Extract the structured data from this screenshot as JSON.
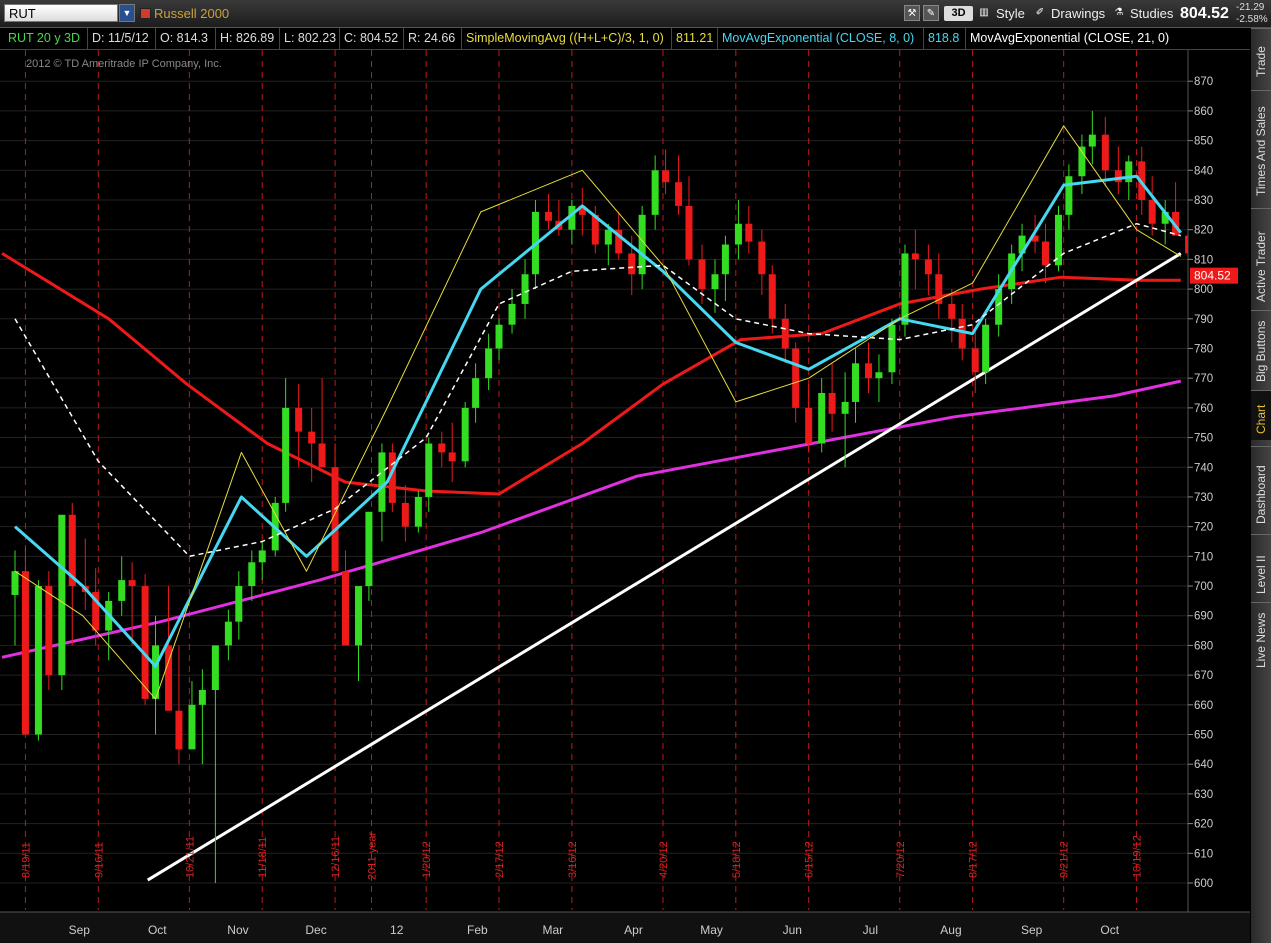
{
  "toolbar": {
    "symbol": "RUT",
    "description": "Russell 2000",
    "btn_3d": "3D",
    "style_label": "Style",
    "drawings_label": "Drawings",
    "studies_label": "Studies",
    "last_price": "804.52",
    "change_abs": "-21.29",
    "change_pct": "-2.58%"
  },
  "info": {
    "symbol_period": "RUT 20 y 3D",
    "date": "D: 11/5/12",
    "open": "O: 814.3",
    "high": "H: 826.89",
    "low": "L: 802.23",
    "close": "C: 804.52",
    "range": "R: 24.66",
    "sma_label": "SimpleMovingAvg ((H+L+C)/3, 1, 0)",
    "sma_value": "811.21",
    "ema8_label": "MovAvgExponential (CLOSE, 8, 0)",
    "ema8_value": "818.8",
    "ema21_label": "MovAvgExponential (CLOSE, 21, 0)"
  },
  "side_tabs": [
    "Trade",
    "Times And Sales",
    "Active Trader",
    "Big Buttons",
    "Chart",
    "Dashboard",
    "Level II",
    "Live News"
  ],
  "colors": {
    "up": "#33dd22",
    "down": "#ee1a1a",
    "ema8": "#45d8f0",
    "sma_hlc3": "#e8dd3a",
    "ema21": "#ffffff",
    "long_ma": "#ee1a1a",
    "long_ma2": "#e030e0",
    "trendline": "#ffffff",
    "grid": "#bb1a1a",
    "price_tag": "#ee1a1a"
  },
  "chart_data": {
    "type": "candlestick",
    "title": "Russell 2000",
    "copyright": "2012 © TD Ameritrade IP Company, Inc.",
    "ylim": [
      595,
      875
    ],
    "yticks": [
      600,
      610,
      620,
      630,
      640,
      650,
      660,
      670,
      680,
      690,
      700,
      710,
      720,
      730,
      740,
      750,
      760,
      770,
      780,
      790,
      800,
      810,
      820,
      830,
      840,
      850,
      860,
      870
    ],
    "last_price_tag": "804.52",
    "months": [
      "Sep",
      "Oct",
      "Nov",
      "Dec",
      "12",
      "Feb",
      "Mar",
      "Apr",
      "May",
      "Jun",
      "Jul",
      "Aug",
      "Sep",
      "Oct"
    ],
    "month_dates": [
      "2011-09-01",
      "2011-10-01",
      "2011-11-01",
      "2011-12-01",
      "2012-01-01",
      "2012-02-01",
      "2012-03-01",
      "2012-04-01",
      "2012-05-01",
      "2012-06-01",
      "2012-07-01",
      "2012-08-01",
      "2012-09-01",
      "2012-10-01"
    ],
    "vlines": [
      {
        "date": "2011-08-19",
        "label": "8/19/11"
      },
      {
        "date": "2011-09-16",
        "label": "9/16/11"
      },
      {
        "date": "2011-10-21",
        "label": "10/21/11"
      },
      {
        "date": "2011-11-18",
        "label": "11/18/11"
      },
      {
        "date": "2011-12-16",
        "label": "12/16/11"
      },
      {
        "date": "2011-12-30",
        "label": "2011 year"
      },
      {
        "date": "2012-01-20",
        "label": "1/20/12"
      },
      {
        "date": "2012-02-17",
        "label": "2/17/12"
      },
      {
        "date": "2012-03-16",
        "label": "3/16/12"
      },
      {
        "date": "2012-04-20",
        "label": "4/20/12"
      },
      {
        "date": "2012-05-18",
        "label": "5/18/12"
      },
      {
        "date": "2012-06-15",
        "label": "6/15/12"
      },
      {
        "date": "2012-07-20",
        "label": "7/20/12"
      },
      {
        "date": "2012-08-17",
        "label": "8/17/12"
      },
      {
        "date": "2012-09-21",
        "label": "9/21/12"
      },
      {
        "date": "2012-10-19",
        "label": "10/19/12"
      }
    ],
    "candles_start_date": "2011-08-15",
    "candle_period_days": 3,
    "candles": [
      [
        697,
        712,
        680,
        705
      ],
      [
        705,
        713,
        665,
        650
      ],
      [
        650,
        702,
        648,
        700
      ],
      [
        700,
        705,
        665,
        670
      ],
      [
        670,
        690,
        665,
        724
      ],
      [
        724,
        728,
        680,
        700
      ],
      [
        700,
        716,
        692,
        698
      ],
      [
        698,
        706,
        680,
        685
      ],
      [
        685,
        698,
        675,
        695
      ],
      [
        695,
        710,
        690,
        702
      ],
      [
        702,
        708,
        680,
        700
      ],
      [
        700,
        704,
        660,
        662
      ],
      [
        662,
        690,
        650,
        680
      ],
      [
        680,
        700,
        670,
        658
      ],
      [
        658,
        680,
        640,
        645
      ],
      [
        645,
        668,
        648,
        660
      ],
      [
        660,
        672,
        640,
        665
      ],
      [
        665,
        678,
        600,
        680
      ],
      [
        680,
        692,
        675,
        688
      ],
      [
        688,
        705,
        682,
        700
      ],
      [
        700,
        712,
        695,
        708
      ],
      [
        708,
        715,
        702,
        712
      ],
      [
        712,
        730,
        710,
        728
      ],
      [
        728,
        770,
        725,
        760
      ],
      [
        760,
        768,
        740,
        752
      ],
      [
        752,
        760,
        735,
        748
      ],
      [
        748,
        770,
        745,
        740
      ],
      [
        740,
        748,
        712,
        705
      ],
      [
        705,
        712,
        686,
        680
      ],
      [
        680,
        700,
        668,
        700
      ],
      [
        700,
        725,
        695,
        725
      ],
      [
        725,
        748,
        715,
        745
      ],
      [
        745,
        748,
        725,
        728
      ],
      [
        728,
        734,
        715,
        720
      ],
      [
        720,
        732,
        718,
        730
      ],
      [
        730,
        750,
        725,
        748
      ],
      [
        748,
        752,
        740,
        745
      ],
      [
        745,
        755,
        735,
        742
      ],
      [
        742,
        762,
        740,
        760
      ],
      [
        760,
        775,
        755,
        770
      ],
      [
        770,
        785,
        766,
        780
      ],
      [
        780,
        790,
        776,
        788
      ],
      [
        788,
        800,
        785,
        795
      ],
      [
        795,
        810,
        790,
        805
      ],
      [
        805,
        830,
        800,
        826
      ],
      [
        826,
        832,
        820,
        823
      ],
      [
        823,
        830,
        818,
        820
      ],
      [
        820,
        830,
        815,
        828
      ],
      [
        828,
        834,
        818,
        825
      ],
      [
        825,
        828,
        812,
        815
      ],
      [
        815,
        822,
        808,
        820
      ],
      [
        820,
        826,
        810,
        812
      ],
      [
        812,
        818,
        798,
        805
      ],
      [
        805,
        828,
        800,
        825
      ],
      [
        825,
        845,
        820,
        840
      ],
      [
        840,
        847,
        832,
        836
      ],
      [
        836,
        845,
        825,
        828
      ],
      [
        828,
        838,
        808,
        810
      ],
      [
        810,
        815,
        795,
        800
      ],
      [
        800,
        810,
        792,
        805
      ],
      [
        805,
        818,
        796,
        815
      ],
      [
        815,
        830,
        810,
        822
      ],
      [
        822,
        828,
        812,
        816
      ],
      [
        816,
        820,
        798,
        805
      ],
      [
        805,
        808,
        785,
        790
      ],
      [
        790,
        795,
        775,
        780
      ],
      [
        780,
        782,
        755,
        760
      ],
      [
        760,
        768,
        745,
        748
      ],
      [
        748,
        770,
        745,
        765
      ],
      [
        765,
        775,
        752,
        758
      ],
      [
        758,
        772,
        740,
        762
      ],
      [
        762,
        780,
        755,
        775
      ],
      [
        775,
        782,
        765,
        770
      ],
      [
        770,
        778,
        762,
        772
      ],
      [
        772,
        790,
        768,
        788
      ],
      [
        788,
        815,
        784,
        812
      ],
      [
        812,
        820,
        800,
        810
      ],
      [
        810,
        815,
        798,
        805
      ],
      [
        805,
        812,
        790,
        795
      ],
      [
        795,
        800,
        782,
        790
      ],
      [
        790,
        795,
        776,
        780
      ],
      [
        780,
        786,
        765,
        772
      ],
      [
        772,
        790,
        768,
        788
      ],
      [
        788,
        805,
        784,
        800
      ],
      [
        800,
        815,
        795,
        812
      ],
      [
        812,
        822,
        806,
        818
      ],
      [
        818,
        825,
        812,
        816
      ],
      [
        816,
        822,
        802,
        808
      ],
      [
        808,
        828,
        806,
        825
      ],
      [
        825,
        842,
        820,
        838
      ],
      [
        838,
        852,
        832,
        848
      ],
      [
        848,
        860,
        842,
        852
      ],
      [
        852,
        858,
        835,
        840
      ],
      [
        840,
        848,
        832,
        836
      ],
      [
        836,
        845,
        830,
        843
      ],
      [
        843,
        848,
        825,
        830
      ],
      [
        830,
        838,
        818,
        822
      ],
      [
        822,
        830,
        815,
        826
      ],
      [
        826,
        836,
        818,
        818
      ],
      [
        818,
        822,
        808,
        812
      ],
      [
        812,
        818,
        805,
        814
      ],
      [
        814,
        827,
        802,
        805
      ]
    ],
    "series": [
      {
        "name": "MovAvgExponential (CLOSE, 8, 0)",
        "color": "ema8",
        "x_dates": [
          "2011-08-15",
          "2011-09-10",
          "2011-10-08",
          "2011-11-10",
          "2011-12-05",
          "2012-01-05",
          "2012-02-10",
          "2012-03-20",
          "2012-04-20",
          "2012-05-18",
          "2012-06-15",
          "2012-07-20",
          "2012-08-17",
          "2012-09-21",
          "2012-10-19",
          "2012-11-05"
        ],
        "values": [
          720,
          700,
          673,
          730,
          710,
          735,
          800,
          828,
          806,
          782,
          773,
          790,
          785,
          835,
          838,
          819
        ]
      },
      {
        "name": "MovAvgExponential (CLOSE, 21, 0)",
        "color": "ema21",
        "dashed": true,
        "x_dates": [
          "2011-08-15",
          "2011-09-16",
          "2011-10-21",
          "2011-11-18",
          "2011-12-16",
          "2012-01-20",
          "2012-02-17",
          "2012-03-16",
          "2012-04-20",
          "2012-05-18",
          "2012-06-15",
          "2012-07-20",
          "2012-08-17",
          "2012-09-21",
          "2012-10-19",
          "2012-11-05"
        ],
        "values": [
          790,
          742,
          710,
          715,
          726,
          750,
          795,
          806,
          808,
          790,
          785,
          783,
          788,
          812,
          822,
          818
        ]
      },
      {
        "name": "SimpleMovingAvg ((H+L+C)/3, 1, 0)",
        "color": "sma_hlc3",
        "x_dates": [
          "2011-08-15",
          "2011-09-10",
          "2011-10-08",
          "2011-11-10",
          "2011-12-05",
          "2012-01-05",
          "2012-02-10",
          "2012-03-20",
          "2012-04-20",
          "2012-05-18",
          "2012-06-15",
          "2012-07-20",
          "2012-08-17",
          "2012-09-21",
          "2012-10-19",
          "2012-11-05"
        ],
        "values": [
          705,
          690,
          662,
          745,
          705,
          760,
          826,
          840,
          808,
          762,
          770,
          790,
          802,
          855,
          820,
          811
        ]
      },
      {
        "name": "",
        "color": "long_ma",
        "x_dates": [
          "2011-08-10",
          "2011-09-20",
          "2011-10-20",
          "2011-11-20",
          "2011-12-20",
          "2012-01-20",
          "2012-02-17",
          "2012-03-20",
          "2012-04-20",
          "2012-05-20",
          "2012-06-20",
          "2012-07-20",
          "2012-08-20",
          "2012-09-20",
          "2012-10-20",
          "2012-11-05"
        ],
        "values": [
          812,
          790,
          768,
          748,
          735,
          732,
          731,
          748,
          768,
          783,
          785,
          795,
          800,
          804,
          803,
          803
        ]
      },
      {
        "name": "",
        "color": "long_ma2",
        "x_dates": [
          "2011-08-10",
          "2011-10-10",
          "2011-12-10",
          "2012-02-10",
          "2012-04-10",
          "2012-06-10",
          "2012-08-10",
          "2012-10-10",
          "2012-11-05"
        ],
        "values": [
          676,
          688,
          702,
          718,
          737,
          747,
          757,
          764,
          769
        ]
      }
    ],
    "trendline": {
      "start_date": "2011-10-05",
      "start_value": 601,
      "end_date": "2012-11-05",
      "end_value": 812
    }
  }
}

▶ **Exercise directions**:
Some lines of the data may hold the word "name". Say how many do, with nothing else.

▶ **Solution**:
5